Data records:
- - - -

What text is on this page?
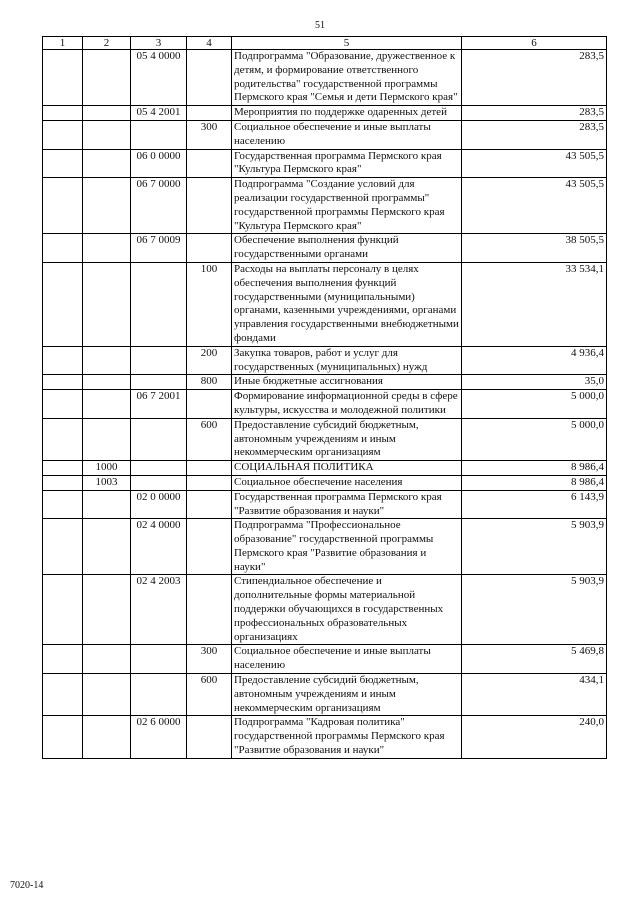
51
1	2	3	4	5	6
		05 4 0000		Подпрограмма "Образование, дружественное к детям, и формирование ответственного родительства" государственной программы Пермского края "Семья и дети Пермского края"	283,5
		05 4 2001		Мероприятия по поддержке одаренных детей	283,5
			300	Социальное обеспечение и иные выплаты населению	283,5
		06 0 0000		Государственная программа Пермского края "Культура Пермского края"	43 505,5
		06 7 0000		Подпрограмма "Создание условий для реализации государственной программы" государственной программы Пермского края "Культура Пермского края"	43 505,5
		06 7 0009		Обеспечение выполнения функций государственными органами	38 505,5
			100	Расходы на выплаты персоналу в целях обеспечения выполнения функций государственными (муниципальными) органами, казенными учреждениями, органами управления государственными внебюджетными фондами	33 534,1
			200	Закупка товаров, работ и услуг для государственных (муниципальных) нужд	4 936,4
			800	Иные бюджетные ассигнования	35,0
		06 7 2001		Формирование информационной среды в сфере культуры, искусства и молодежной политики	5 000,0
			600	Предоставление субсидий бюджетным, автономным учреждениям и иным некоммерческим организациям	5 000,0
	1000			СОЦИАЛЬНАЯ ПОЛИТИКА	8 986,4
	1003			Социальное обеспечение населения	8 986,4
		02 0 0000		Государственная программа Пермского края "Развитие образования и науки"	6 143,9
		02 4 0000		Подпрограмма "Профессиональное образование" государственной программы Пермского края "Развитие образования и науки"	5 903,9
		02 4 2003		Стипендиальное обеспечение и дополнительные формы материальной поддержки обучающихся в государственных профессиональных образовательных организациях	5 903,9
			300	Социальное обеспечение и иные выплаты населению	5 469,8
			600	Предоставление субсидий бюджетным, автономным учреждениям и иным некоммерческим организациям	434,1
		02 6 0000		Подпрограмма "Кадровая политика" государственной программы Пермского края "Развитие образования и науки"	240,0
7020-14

- - - -

#### THE REQUEST
Reproduce the records above exactly, leaving out every picture they contain.

#### ANSWER TO THIS EXERCISE
What text is on this page?
51
1	2	3	4	5	6
		05 4 0000		Подпрограмма "Образование, дружественное к детям, и формирование ответственного родительства" государственной программы Пермского края "Семья и дети Пермского края"	283,5
		05 4 2001		Мероприятия по поддержке одаренных детей	283,5
			300	Социальное обеспечение и иные выплаты населению	283,5
		06 0 0000		Государственная программа Пермского края "Культура Пермского края"	43 505,5
		06 7 0000		Подпрограмма "Создание условий для реализации государственной программы" государственной программы Пермского края "Культура Пермского края"	43 505,5
		06 7 0009		Обеспечение выполнения функций государственными органами	38 505,5
			100	Расходы на выплаты персоналу в целях обеспечения выполнения функций государственными (муниципальными) органами, казенными учреждениями, органами управления государственными внебюджетными фондами	33 534,1
			200	Закупка товаров, работ и услуг для государственных (муниципальных) нужд	4 936,4
			800	Иные бюджетные ассигнования	35,0
		06 7 2001		Формирование информационной среды в сфере культуры, искусства и молодежной политики	5 000,0
			600	Предоставление субсидий бюджетным, автономным учреждениям и иным некоммерческим организациям	5 000,0
	1000			СОЦИАЛЬНАЯ ПОЛИТИКА	8 986,4
	1003			Социальное обеспечение населения	8 986,4
		02 0 0000		Государственная программа Пермского края "Развитие образования и науки"	6 143,9
		02 4 0000		Подпрограмма "Профессиональное образование" государственной программы Пермского края "Развитие образования и науки"	5 903,9
		02 4 2003		Стипендиальное обеспечение и дополнительные формы материальной поддержки обучающихся в государственных профессиональных образовательных организациях	5 903,9
			300	Социальное обеспечение и иные выплаты населению	5 469,8
			600	Предоставление субсидий бюджетным, автономным учреждениям и иным некоммерческим организациям	434,1
		02 6 0000		Подпрограмма "Кадровая политика" государственной программы Пермского края "Развитие образования и науки"	240,0
7020-14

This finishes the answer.